## REQUIREMENT
Output the data word for word, dropping every image.

## DATASET RECORDS
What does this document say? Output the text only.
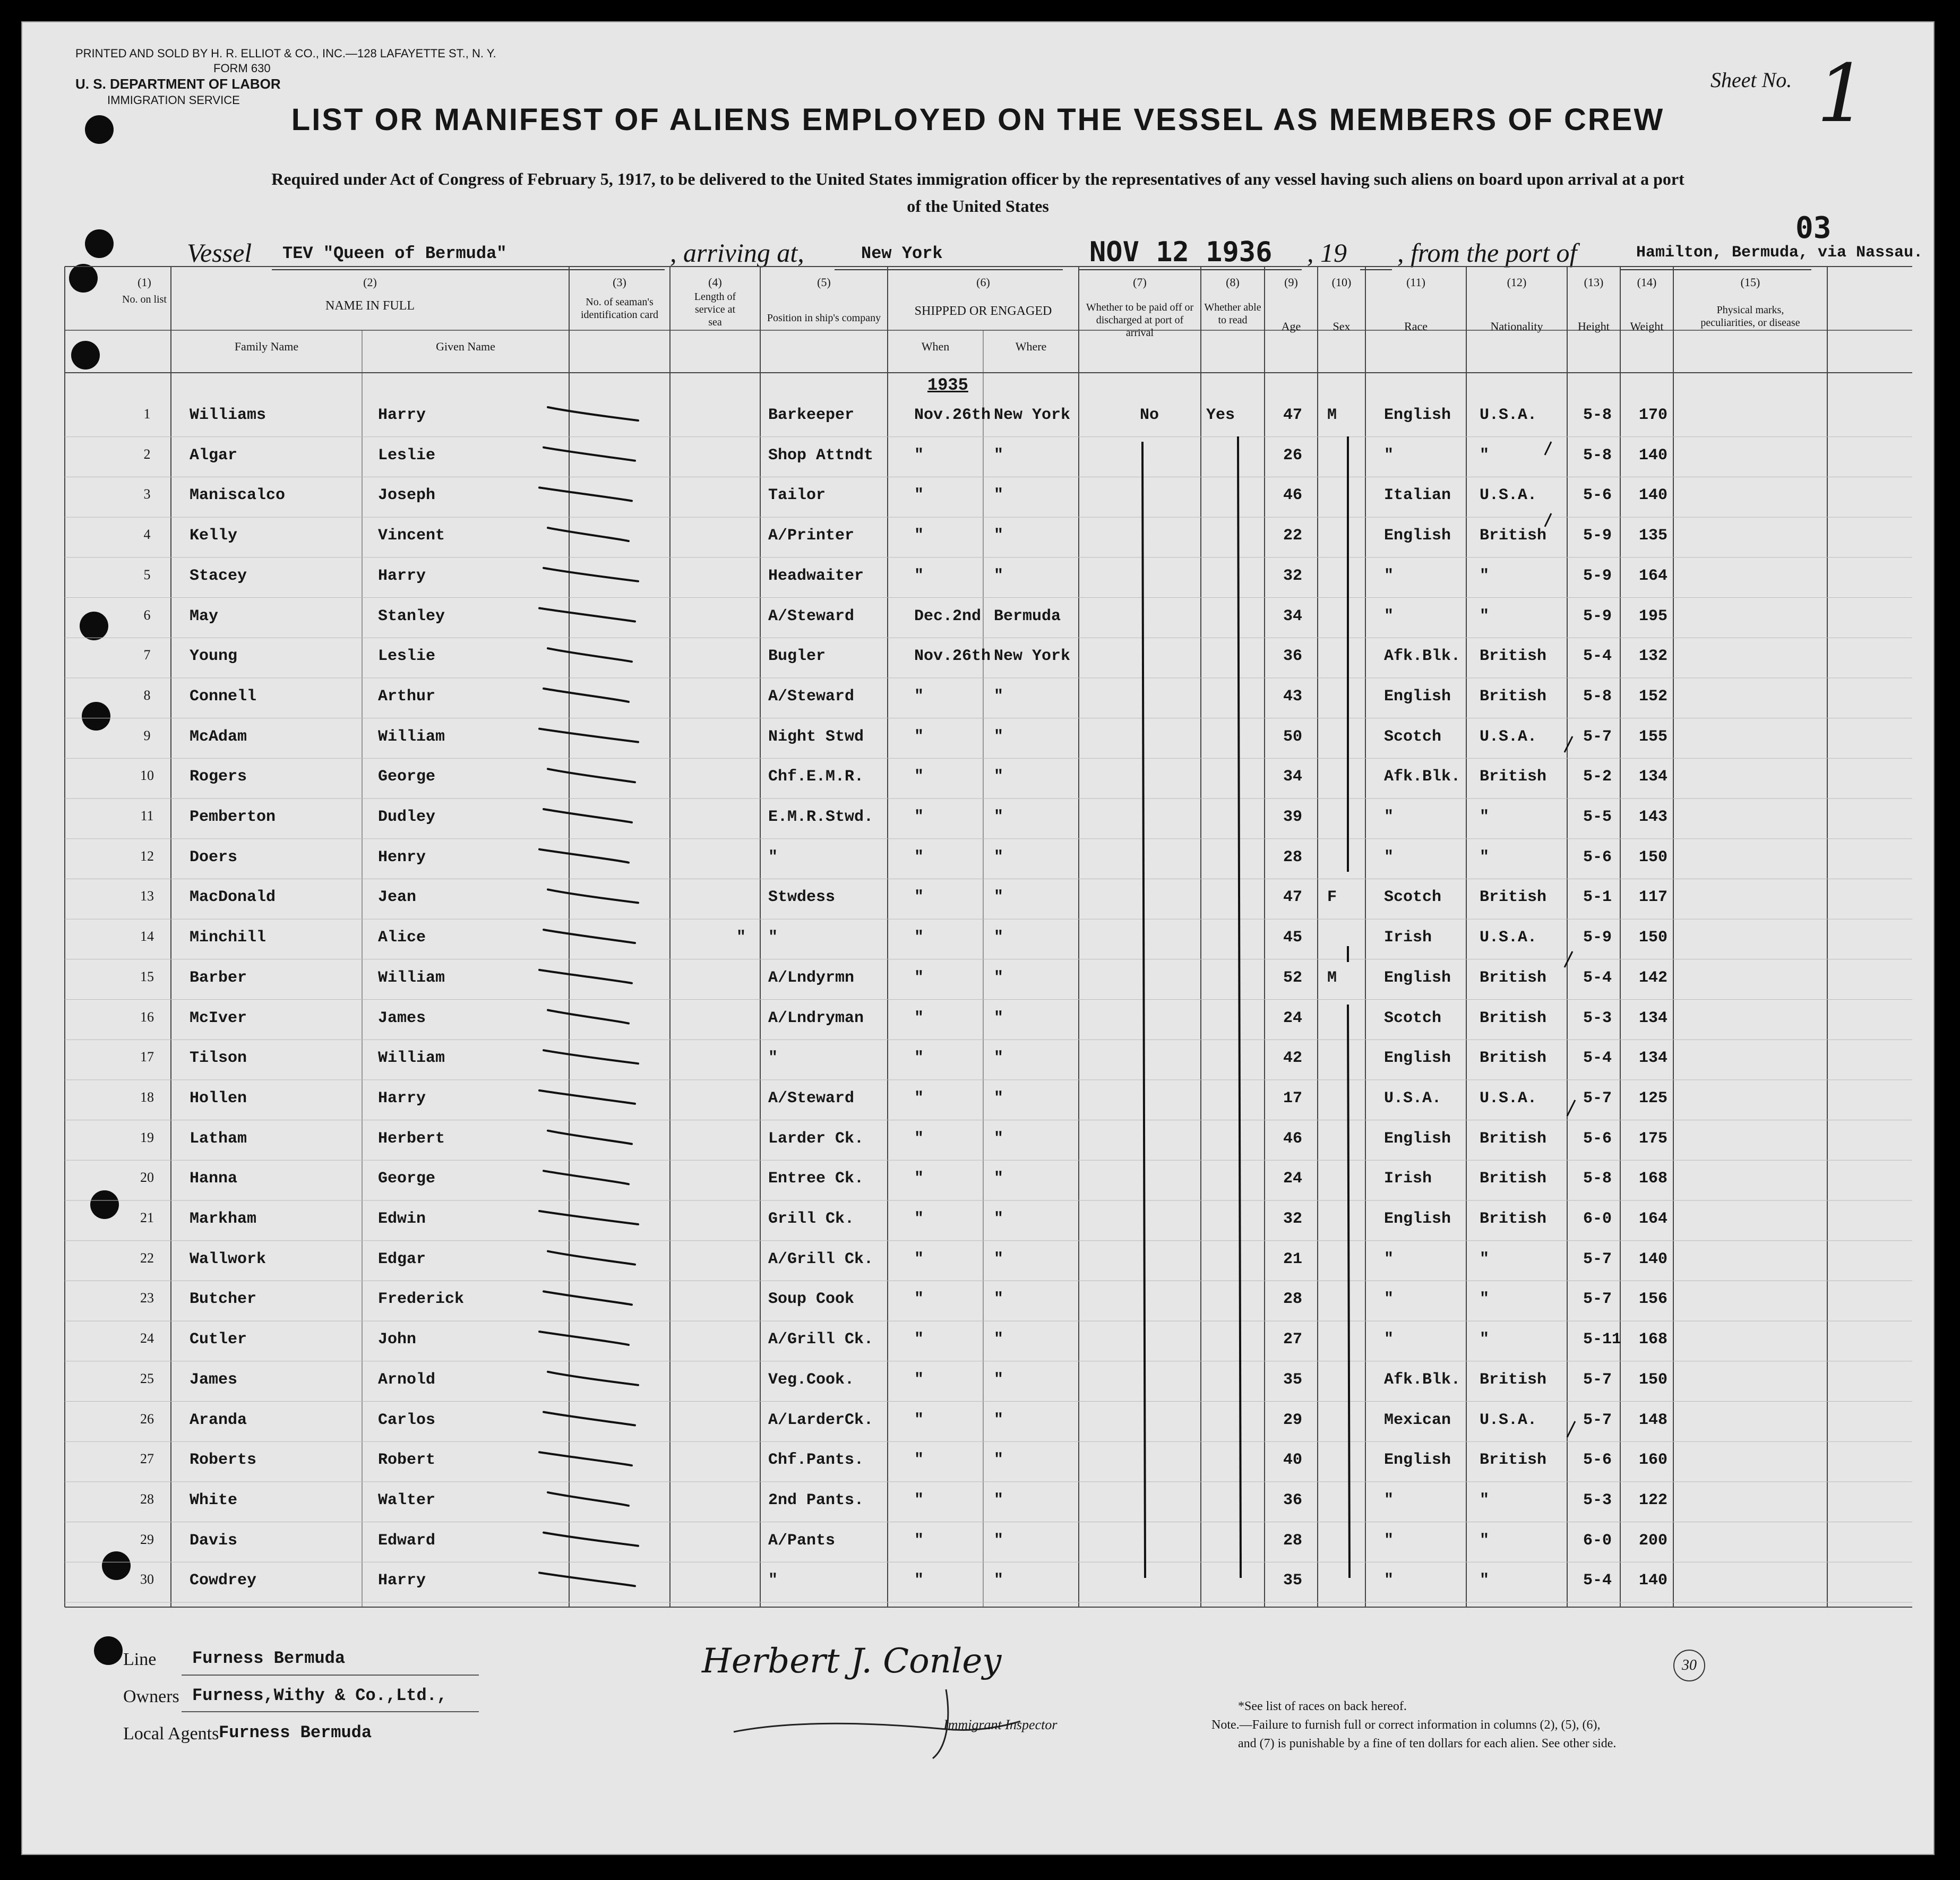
PRINTED AND SOLD BY H. R. ELLIOT & CO., INC.—128 LAFAYETTE ST., N. Y.
FORM 630
U. S. DEPARTMENT OF LABOR
IMMIGRATION SERVICE
Sheet No. 1
LIST OR MANIFEST OF ALIENS EMPLOYED ON THE VESSEL AS MEMBERS OF CREW
Required under Act of Congress of February 5, 1917, to be delivered to the United States immigration officer by the representatives of any vessel having such aliens on board upon arrival at a port
of the United States
03
Vessel TEV "Queen of Bermuda"	, arriving at,	New York	NOV 12 1936 , 19 , from the port of	Hamilton, Bermuda, via Nassau.
(1)
No. on list
(2)
NAME IN FULL
Family Name	Given Name
(3)
No. of seaman's identification card
(4)
Length of service at sea
(5)
Position in ship's company
(6)
SHIPPED OR ENGAGED
When	Where
(7)
Whether to be paid off or discharged at port of arrival
(8)
Whether able to read
(9)
Age
(10)
Sex
(11)
Race
(12)
Nationality
(13)
Height
(14)
Weight
(15)
Physical marks, peculiarities, or disease
1935
1	Williams	Harry	Barkeeper	Nov.26th New York	No	Yes	47 M	English U.S.A.	5-8 170
2	Algar	Leslie	Shop Attndt	"	"	26	"	"	5-8 140
3	Maniscalco	Joseph	Tailor	"	"	46	Italian U.S.A.	5-6 140
4	Kelly	Vincent	A/Printer	"	"	22	English British 5-9 135
5	Stacey	Harry	Headwaiter	"	"	32	"	"	5-9 164
6	May	Stanley	A/Steward	Dec.2nd Bermuda	34	"	"	5-9 195
7	Young	Leslie	Bugler	Nov.26th New York	36	Afk.Blk. British 5-4 132
8	Connell	Arthur	A/Steward	"	"	43	English British 5-8 152
9	McAdam	William	Night Stwd	"	"	50	Scotch U.S.A.	5-7 155
10	Rogers	George	Chf.E.M.R.	"	"	34	Afk.Blk. British 5-2 134
11	Pemberton	Dudley	E.M.R.Stwd.	"	"	39	"	"	5-5 143
12	Doers	Henry	"	"	"	28	"	"	5-6 150
13	MacDonald	Jean	Stwdess	"	"	47 F	Scotch British 5-1 117
14	Minchill	Alice	" "	"	"	45	Irish	U.S.A.	5-9 150
15	Barber	William	A/Lndyrmn	"	"	52 M	English British 5-4 142
16	McIver	James	A/Lndryman	"	"	24	Scotch British 5-3 134
17	Tilson	William	"	"	"	42	English British 5-4 134
18	Hollen	Harry	A/Steward	"	"	17	U.S.A. U.S.A.	5-7 125
19	Latham	Herbert	Larder Ck.	"	"	46	English British 5-6 175
20	Hanna	George	Entree Ck.	"	"	24	Irish	British 5-8 168
21	Markham	Edwin	Grill Ck.	"	"	32	English British 6-0 164
22	Wallwork	Edgar	A/Grill Ck.	"	"	21	"	"	5-7 140
23	Butcher	Frederick	Soup Cook	"	"	28	"	"	5-7 156
24	Cutler	John	A/Grill Ck.	"	"	27	"	"	5-11 168
25	James	Arnold	Veg.Cook.	"	"	35	Afk.Blk. British 5-7 150
26	Aranda	Carlos	A/LarderCk.	"	"	29	Mexican U.S.A.	5-7 148
27	Roberts	Robert	Chf.Pants.	"	"	40	English British 5-6 160
28	White	Walter	2nd Pants.	"	"	36	"	"	5-3 122
29	Davis	Edward	A/Pants	"	"	28	"	"	6-0 200
30	Cowdrey	Harry	"	"	"	35	"	"	5-4 140
Line Furness Bermuda
Owners Furness,Withy & Co.,Ltd.,
Local Agents Furness Bermuda
Herbert J. Conley
Immigrant Inspector
30
*See list of races on back hereof.
Note.—Failure to furnish full or correct information in columns (2), (5), (6),
and (7) is punishable by a fine of ten dollars for each alien. See other side.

## ANSWER TO THE PROBLEM
What does this document say? Output the text only.
PRINTED AND SOLD BY H. R. ELLIOT & CO., INC.—128 LAFAYETTE ST., N. Y.
FORM 630
U. S. DEPARTMENT OF LABOR
IMMIGRATION SERVICE
Sheet No. 1
LIST OR MANIFEST OF ALIENS EMPLOYED ON THE VESSEL AS MEMBERS OF CREW
Required under Act of Congress of February 5, 1917, to be delivered to the United States immigration officer by the representatives of any vessel having such aliens on board upon arrival at a port
of the United States
03
Vessel TEV "Queen of Bermuda"	, arriving at,	New York	NOV 12 1936 , 19 , from the port of	Hamilton, Bermuda, via Nassau.
(1)
No. on list
(2)
NAME IN FULL
Family Name	Given Name
(3)
No. of seaman's identification card
(4)
Length of service at sea
(5)
Position in ship's company
(6)
SHIPPED OR ENGAGED
When	Where
(7)
Whether to be paid off or discharged at port of arrival
(8)
Whether able to read
(9)
Age
(10)
Sex
(11)
Race
(12)
Nationality
(13)
Height
(14)
Weight
(15)
Physical marks, peculiarities, or disease
1935
1	Williams	Harry	Barkeeper	Nov.26th New York	No	Yes	47 M	English U.S.A.	5-8 170
2	Algar	Leslie	Shop Attndt	"	"	26	"	"	5-8 140
3	Maniscalco	Joseph	Tailor	"	"	46	Italian U.S.A.	5-6 140
4	Kelly	Vincent	A/Printer	"	"	22	English British 5-9 135
5	Stacey	Harry	Headwaiter	"	"	32	"	"	5-9 164
6	May	Stanley	A/Steward	Dec.2nd Bermuda	34	"	"	5-9 195
7	Young	Leslie	Bugler	Nov.26th New York	36	Afk.Blk. British 5-4 132
8	Connell	Arthur	A/Steward	"	"	43	English British 5-8 152
9	McAdam	William	Night Stwd	"	"	50	Scotch U.S.A.	5-7 155
10	Rogers	George	Chf.E.M.R.	"	"	34	Afk.Blk. British 5-2 134
11	Pemberton	Dudley	E.M.R.Stwd.	"	"	39	"	"	5-5 143
12	Doers	Henry	"	"	"	28	"	"	5-6 150
13	MacDonald	Jean	Stwdess	"	"	47 F	Scotch British 5-1 117
14	Minchill	Alice	" "	"	"	45	Irish	U.S.A.	5-9 150
15	Barber	William	A/Lndyrmn	"	"	52 M	English British 5-4 142
16	McIver	James	A/Lndryman	"	"	24	Scotch British 5-3 134
17	Tilson	William	"	"	"	42	English British 5-4 134
18	Hollen	Harry	A/Steward	"	"	17	U.S.A. U.S.A.	5-7 125
19	Latham	Herbert	Larder Ck.	"	"	46	English British 5-6 175
20	Hanna	George	Entree Ck.	"	"	24	Irish	British 5-8 168
21	Markham	Edwin	Grill Ck.	"	"	32	English British 6-0 164
22	Wallwork	Edgar	A/Grill Ck.	"	"	21	"	"	5-7 140
23	Butcher	Frederick	Soup Cook	"	"	28	"	"	5-7 156
24	Cutler	John	A/Grill Ck.	"	"	27	"	"	5-11 168
25	James	Arnold	Veg.Cook.	"	"	35	Afk.Blk. British 5-7 150
26	Aranda	Carlos	A/LarderCk.	"	"	29	Mexican U.S.A.	5-7 148
27	Roberts	Robert	Chf.Pants.	"	"	40	English British 5-6 160
28	White	Walter	2nd Pants.	"	"	36	"	"	5-3 122
29	Davis	Edward	A/Pants	"	"	28	"	"	6-0 200
30	Cowdrey	Harry	"	"	"	35	"	"	5-4 140
Line Furness Bermuda
Owners Furness,Withy & Co.,Ltd.,
Local Agents Furness Bermuda
Herbert J. Conley
Immigrant Inspector
30
*See list of races on back hereof.
Note.—Failure to furnish full or correct information in columns (2), (5), (6),
and (7) is punishable by a fine of ten dollars for each alien. See other side.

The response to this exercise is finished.